> [Given request]: Work through the material below and count the lines holding the word "Offices"; give that count and nothing more.

> [Data excerpts]:
** begin **
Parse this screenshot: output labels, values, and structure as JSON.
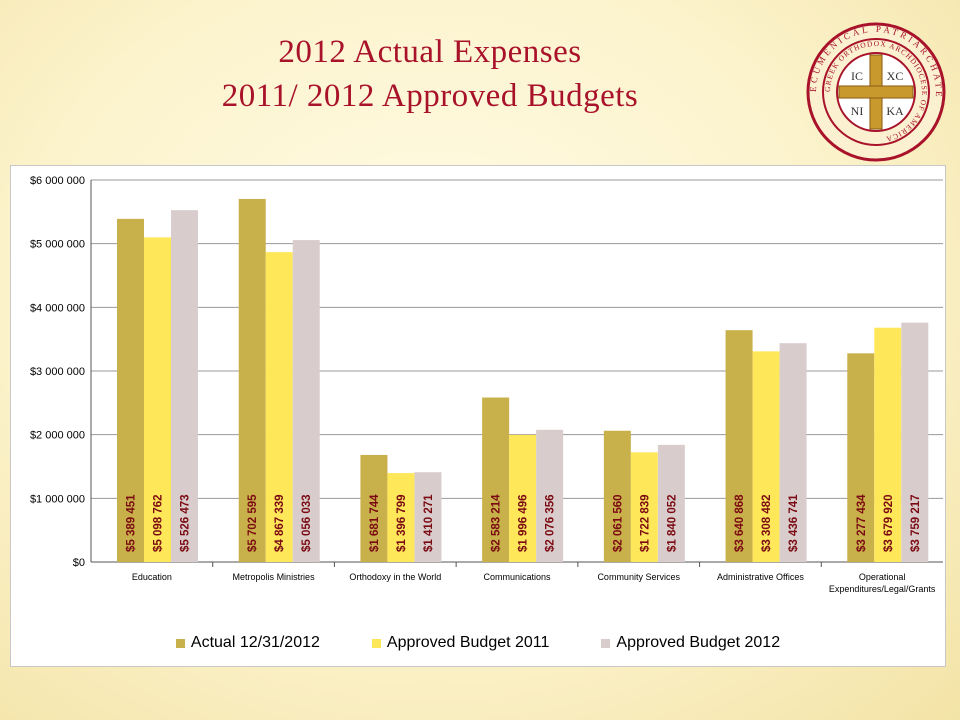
{
  "title_line1": "2012 Actual Expenses",
  "title_line2": "2011/ 2012 Approved Budgets",
  "seal": {
    "ring_text": "ECUMENICAL PATRIARCHATE",
    "inner_text": "GREEK ORTHODOX ARCHDIOCESE OF AMERICA",
    "monogram": [
      "IC",
      "XC",
      "NI",
      "KA"
    ]
  },
  "colors": {
    "actual": "#c8b04a",
    "budget2011": "#ffe75a",
    "budget2012": "#d9cccc",
    "label": "#7a0a12",
    "title": "#a8122a"
  },
  "chart_data": {
    "type": "bar",
    "categories": [
      "Education",
      "Metropolis Ministries",
      "Orthodoxy in the World",
      "Communications",
      "Community Services",
      "Administrative Offices",
      "Operational Expenditures/Legal/Grants"
    ],
    "category_display": [
      [
        "Education"
      ],
      [
        "Metropolis Ministries"
      ],
      [
        "Orthodoxy in the World"
      ],
      [
        "Communications"
      ],
      [
        "Community Services"
      ],
      [
        "Administrative Offices"
      ],
      [
        "Operational",
        "Expenditures/Legal/Grants"
      ]
    ],
    "series": [
      {
        "name": "Actual 12/31/2012",
        "values": [
          5389451,
          5702595,
          1681744,
          2583214,
          2061560,
          3640868,
          3277434
        ],
        "labels": [
          "$5 389 451",
          "$5 702 595",
          "$1 681 744",
          "$2 583 214",
          "$2 061 560",
          "$3 640 868",
          "$3 277 434"
        ]
      },
      {
        "name": "Approved Budget 2011",
        "values": [
          5098762,
          4867339,
          1396799,
          1996496,
          1722839,
          3308482,
          3679920
        ],
        "labels": [
          "$5 098 762",
          "$4 867 339",
          "$1 396 799",
          "$1 996 496",
          "$1 722 839",
          "$3 308 482",
          "$3 679 920"
        ]
      },
      {
        "name": "Approved Budget 2012",
        "values": [
          5526473,
          5056033,
          1410271,
          2076356,
          1840052,
          3436741,
          3759217
        ],
        "labels": [
          "$5 526 473",
          "$5 056 033",
          "$1 410 271",
          "$2 076 356",
          "$1 840 052",
          "$3 436 741",
          "$3 759 217"
        ]
      }
    ],
    "ylim": [
      0,
      6000000
    ],
    "yticks": [
      0,
      1000000,
      2000000,
      3000000,
      4000000,
      5000000,
      6000000
    ],
    "ytick_labels": [
      "$0",
      "$1 000 000",
      "$2 000 000",
      "$3 000 000",
      "$4 000 000",
      "$5 000 000",
      "$6 000 000"
    ],
    "grid": true,
    "legend_position": "bottom"
  }
}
** end **
> [Complete output]: 2